Produce a word-for-word copy of the listing below without its pictures.

-- start Provided data --

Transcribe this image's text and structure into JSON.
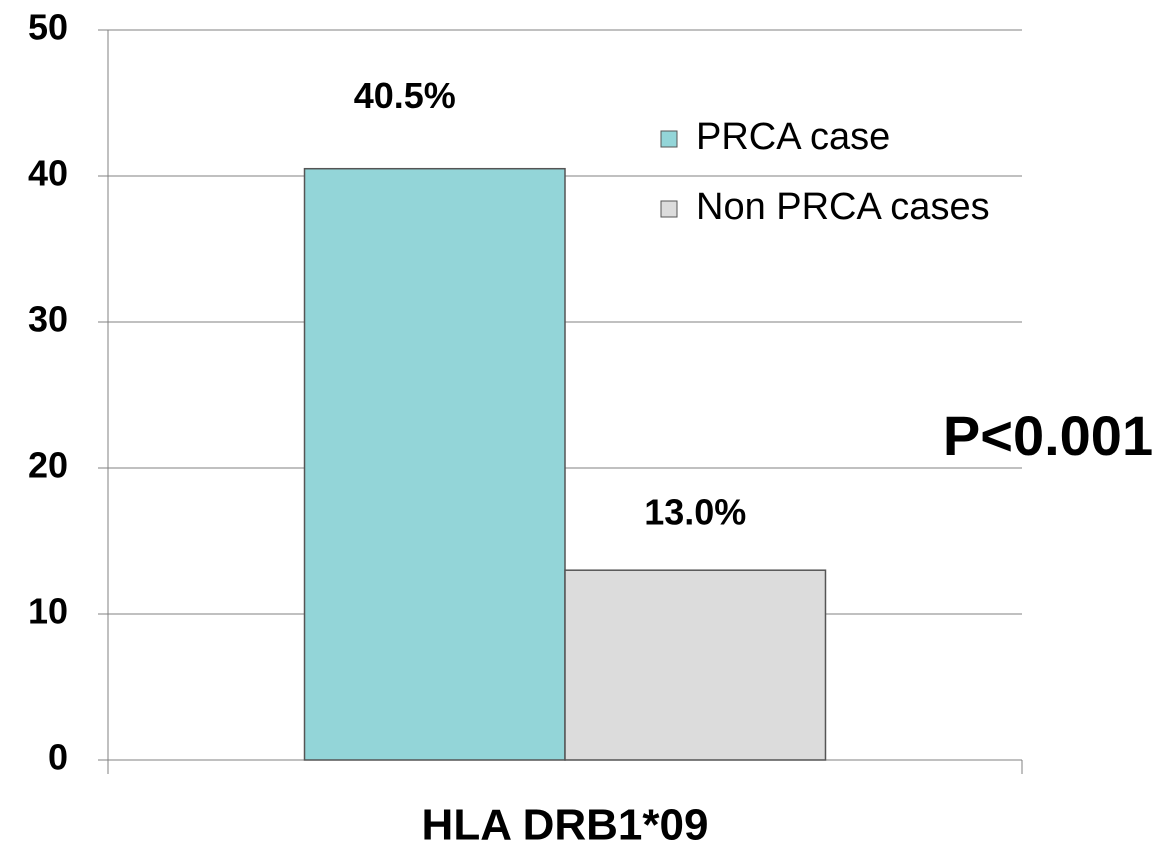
{
  "chart_data": {
    "type": "bar",
    "categories": [
      "HLA DRB1*09"
    ],
    "series": [
      {
        "name": "PRCA case",
        "color": "#93d5d8",
        "values": [
          40.5
        ],
        "value_labels": [
          "40.5%"
        ]
      },
      {
        "name": "Non PRCA cases",
        "color": "#dcdcdc",
        "values": [
          13.0
        ],
        "value_labels": [
          "13.0%"
        ]
      }
    ],
    "annotation": "P<0.001",
    "ylim": [
      0,
      50
    ],
    "yticks": [
      0,
      10,
      20,
      30,
      40,
      50
    ],
    "grid": true,
    "legend": "upper right"
  }
}
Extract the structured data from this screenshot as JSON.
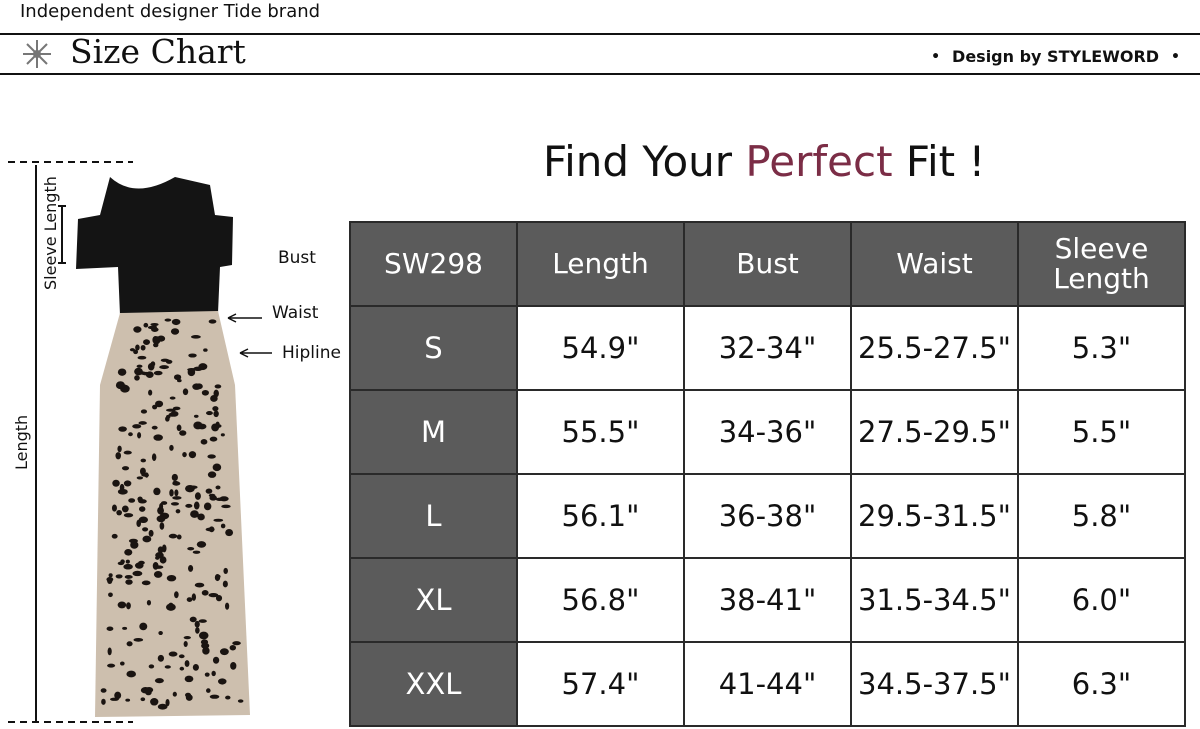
{
  "header": {
    "tagline": "Independent designer Tide brand",
    "title": "Size Chart",
    "title_icon": "sun-icon",
    "design_credit": "Design by STYLEWORD",
    "bullet": "•"
  },
  "headline": {
    "part1": "Find Your ",
    "accent": "Perfect",
    "part2": " Fit",
    "exclaim": "!",
    "accent_color": "#7b2d46"
  },
  "diagram": {
    "labels": {
      "sleeve_length": "Sleeve Length",
      "bust": "Bust",
      "waist": "Waist",
      "hipline": "Hipline",
      "length": "Length"
    }
  },
  "table": {
    "columns": [
      "SW298",
      "Length",
      "Bust",
      "Waist",
      "Sleeve Length"
    ],
    "rows": [
      [
        "S",
        "54.9\"",
        "32-34\"",
        "25.5-27.5\"",
        "5.3\""
      ],
      [
        "M",
        "55.5\"",
        "34-36\"",
        "27.5-29.5\"",
        "5.5\""
      ],
      [
        "L",
        "56.1\"",
        "36-38\"",
        "29.5-31.5\"",
        "5.8\""
      ],
      [
        "XL",
        "56.8\"",
        "38-41\"",
        "31.5-34.5\"",
        "6.0\""
      ],
      [
        "XXL",
        "57.4\"",
        "41-44\"",
        "34.5-37.5\"",
        "6.3\""
      ]
    ],
    "header_color": "#5b5b5b"
  }
}
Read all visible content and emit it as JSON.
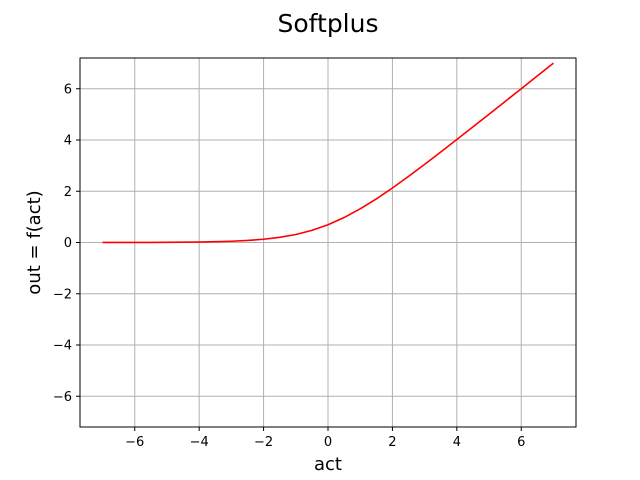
{
  "chart_data": {
    "type": "line",
    "title": "Softplus",
    "xlabel": "act",
    "ylabel": "out = f(act)",
    "xlim": [
      -7.7,
      7.7
    ],
    "ylim": [
      -7.2,
      7.2
    ],
    "xticks": [
      -6,
      -4,
      -2,
      0,
      2,
      4,
      6
    ],
    "yticks": [
      -6,
      -4,
      -2,
      0,
      2,
      4,
      6
    ],
    "xtick_labels": [
      "−6",
      "−4",
      "−2",
      "0",
      "2",
      "4",
      "6"
    ],
    "ytick_labels": [
      "−6",
      "−4",
      "−2",
      "0",
      "2",
      "4",
      "6"
    ],
    "grid": true,
    "series": [
      {
        "color": "#ff0000",
        "x": [
          -7,
          -6.5,
          -6,
          -5.5,
          -5,
          -4.5,
          -4,
          -3.5,
          -3,
          -2.5,
          -2,
          -1.5,
          -1,
          -0.5,
          0,
          0.5,
          1,
          1.5,
          2,
          2.5,
          3,
          3.5,
          4,
          4.5,
          5,
          5.5,
          6,
          6.5,
          7
        ],
        "y": [
          0.001,
          0.0015,
          0.0025,
          0.0041,
          0.0067,
          0.011,
          0.018,
          0.03,
          0.049,
          0.079,
          0.127,
          0.201,
          0.313,
          0.474,
          0.693,
          0.974,
          1.313,
          1.701,
          2.127,
          2.579,
          3.049,
          3.53,
          4.018,
          4.511,
          5.007,
          5.504,
          6.002,
          6.502,
          7.001
        ]
      }
    ]
  }
}
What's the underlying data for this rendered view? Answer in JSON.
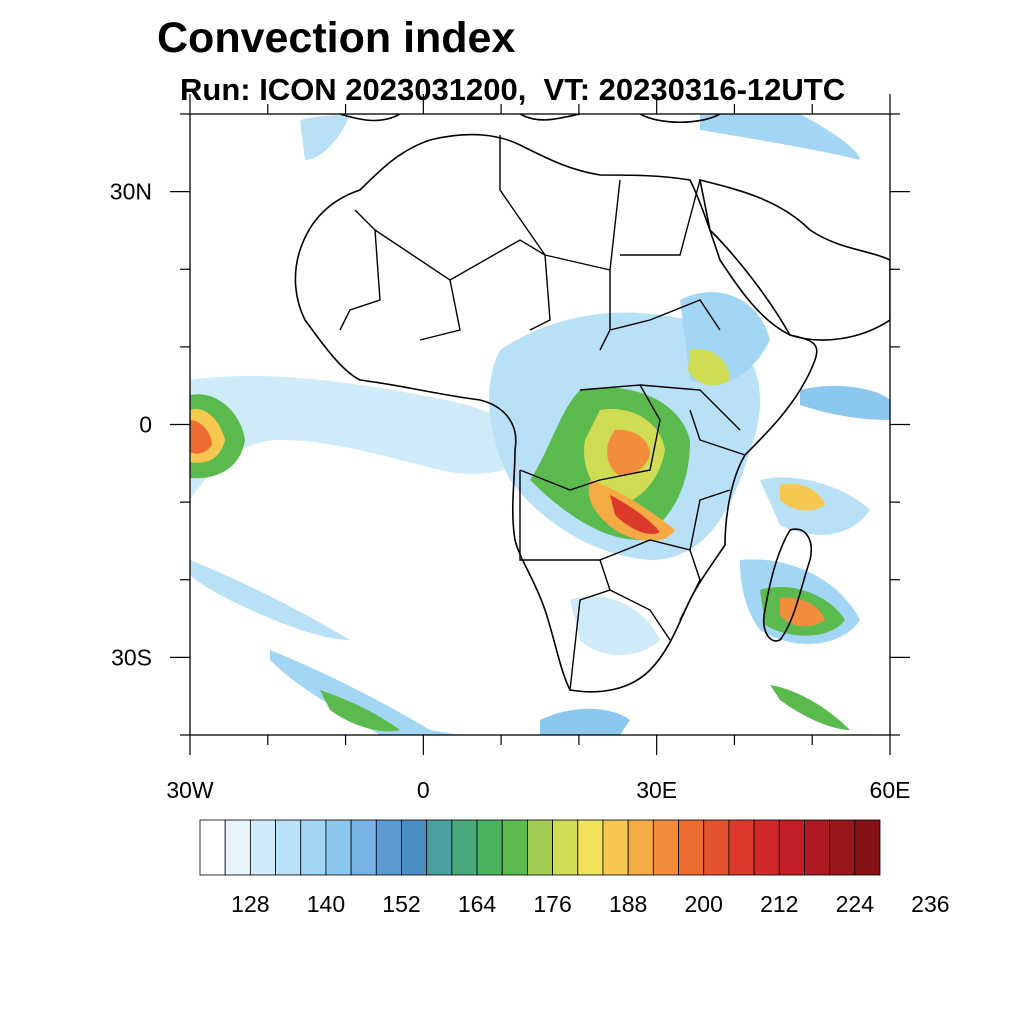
{
  "title": "Convection index",
  "subtitle": "Run: ICON 2023031200,  VT: 20230316-12UTC",
  "map": {
    "lon_range": [
      -30,
      60
    ],
    "lat_range": [
      -40,
      40
    ],
    "lat_ticks": [
      {
        "value": 30,
        "label": "30N"
      },
      {
        "value": 0,
        "label": "0"
      },
      {
        "value": -30,
        "label": "30S"
      }
    ],
    "lon_ticks": [
      {
        "value": -30,
        "label": "30W"
      },
      {
        "value": 0,
        "label": "0"
      },
      {
        "value": 30,
        "label": "30E"
      },
      {
        "value": 60,
        "label": "60E"
      }
    ]
  },
  "colorbar": {
    "labels": [
      "128",
      "140",
      "152",
      "164",
      "176",
      "188",
      "200",
      "212",
      "224",
      "236"
    ],
    "colors": [
      "#ffffff",
      "#e6f4fc",
      "#cfeaf8",
      "#b8e0f6",
      "#a3d6f5",
      "#8cc8ee",
      "#75b4e4",
      "#5b9ad3",
      "#4a8ec4",
      "#4aa0a0",
      "#49a77c",
      "#4bb35d",
      "#5bba4e",
      "#a3cc52",
      "#d1dc55",
      "#f0e35b",
      "#f6c84f",
      "#f5ab43",
      "#f28e3b",
      "#ec6c31",
      "#e4512d",
      "#dc3a2b",
      "#d2282a",
      "#c11e27",
      "#ad1a22",
      "#98161c",
      "#831116"
    ]
  }
}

-- end Provided data --

Response:
Transcribe this image's text and structure into JSON.
{
  "chart_data": {
    "type": "bar",
    "categories": [
      "HLA DRB1*09"
    ],
    "series": [
      {
        "name": "PRCA case",
        "color": "#93d5d8",
        "values": [
          40.5
        ],
        "value_labels": [
          "40.5%"
        ]
      },
      {
        "name": "Non PRCA cases",
        "color": "#dcdcdc",
        "values": [
          13.0
        ],
        "value_labels": [
          "13.0%"
        ]
      }
    ],
    "annotation": "P<0.001",
    "ylim": [
      0,
      50
    ],
    "yticks": [
      0,
      10,
      20,
      30,
      40,
      50
    ],
    "grid": true,
    "legend": "upper right"
  }
}
Extract the structured data from this screenshot as JSON.
{
  "header": {
    "tagline": "Independent designer Tide brand",
    "title": "Size Chart",
    "title_icon": "sun-icon",
    "design_credit": "Design by STYLEWORD",
    "bullet": "•"
  },
  "headline": {
    "part1": "Find Your ",
    "accent": "Perfect",
    "part2": " Fit",
    "exclaim": "!",
    "accent_color": "#7b2d46"
  },
  "diagram": {
    "labels": {
      "sleeve_length": "Sleeve Length",
      "bust": "Bust",
      "waist": "Waist",
      "hipline": "Hipline",
      "length": "Length"
    }
  },
  "table": {
    "columns": [
      "SW298",
      "Length",
      "Bust",
      "Waist",
      "Sleeve Length"
    ],
    "rows": [
      [
        "S",
        "54.9\"",
        "32-34\"",
        "25.5-27.5\"",
        "5.3\""
      ],
      [
        "M",
        "55.5\"",
        "34-36\"",
        "27.5-29.5\"",
        "5.5\""
      ],
      [
        "L",
        "56.1\"",
        "36-38\"",
        "29.5-31.5\"",
        "5.8\""
      ],
      [
        "XL",
        "56.8\"",
        "38-41\"",
        "31.5-34.5\"",
        "6.0\""
      ],
      [
        "XXL",
        "57.4\"",
        "41-44\"",
        "34.5-37.5\"",
        "6.3\""
      ]
    ],
    "header_color": "#5b5b5b"
  }
}
Read all visible content and emit it as JSON.
{
  "chart_data": {
    "type": "line",
    "title": "Softplus",
    "xlabel": "act",
    "ylabel": "out = f(act)",
    "xlim": [
      -7.7,
      7.7
    ],
    "ylim": [
      -7.2,
      7.2
    ],
    "xticks": [
      -6,
      -4,
      -2,
      0,
      2,
      4,
      6
    ],
    "yticks": [
      -6,
      -4,
      -2,
      0,
      2,
      4,
      6
    ],
    "xtick_labels": [
      "−6",
      "−4",
      "−2",
      "0",
      "2",
      "4",
      "6"
    ],
    "ytick_labels": [
      "−6",
      "−4",
      "−2",
      "0",
      "2",
      "4",
      "6"
    ],
    "grid": true,
    "series": [
      {
        "color": "#ff0000",
        "x": [
          -7,
          -6.5,
          -6,
          -5.5,
          -5,
          -4.5,
          -4,
          -3.5,
          -3,
          -2.5,
          -2,
          -1.5,
          -1,
          -0.5,
          0,
          0.5,
          1,
          1.5,
          2,
          2.5,
          3,
          3.5,
          4,
          4.5,
          5,
          5.5,
          6,
          6.5,
          7
        ],
        "y": [
          0.001,
          0.0015,
          0.0025,
          0.0041,
          0.0067,
          0.011,
          0.018,
          0.03,
          0.049,
          0.079,
          0.127,
          0.201,
          0.313,
          0.474,
          0.693,
          0.974,
          1.313,
          1.701,
          2.127,
          2.579,
          3.049,
          3.53,
          4.018,
          4.511,
          5.007,
          5.504,
          6.002,
          6.502,
          7.001
        ]
      }
    ]
  }
}
What's the underlying data for this rendered view? Answer in JSON.
{
  "title": "Convection index",
  "subtitle": "Run: ICON 2023031200,  VT: 20230316-12UTC",
  "map": {
    "lon_range": [
      -30,
      60
    ],
    "lat_range": [
      -40,
      40
    ],
    "lat_ticks": [
      {
        "value": 30,
        "label": "30N"
      },
      {
        "value": 0,
        "label": "0"
      },
      {
        "value": -30,
        "label": "30S"
      }
    ],
    "lon_ticks": [
      {
        "value": -30,
        "label": "30W"
      },
      {
        "value": 0,
        "label": "0"
      },
      {
        "value": 30,
        "label": "30E"
      },
      {
        "value": 60,
        "label": "60E"
      }
    ]
  },
  "colorbar": {
    "labels": [
      "128",
      "140",
      "152",
      "164",
      "176",
      "188",
      "200",
      "212",
      "224",
      "236"
    ],
    "colors": [
      "#ffffff",
      "#e6f4fc",
      "#cfeaf8",
      "#b8e0f6",
      "#a3d6f5",
      "#8cc8ee",
      "#75b4e4",
      "#5b9ad3",
      "#4a8ec4",
      "#4aa0a0",
      "#49a77c",
      "#4bb35d",
      "#5bba4e",
      "#a3cc52",
      "#d1dc55",
      "#f0e35b",
      "#f6c84f",
      "#f5ab43",
      "#f28e3b",
      "#ec6c31",
      "#e4512d",
      "#dc3a2b",
      "#d2282a",
      "#c11e27",
      "#ad1a22",
      "#98161c",
      "#831116"
    ]
  }
}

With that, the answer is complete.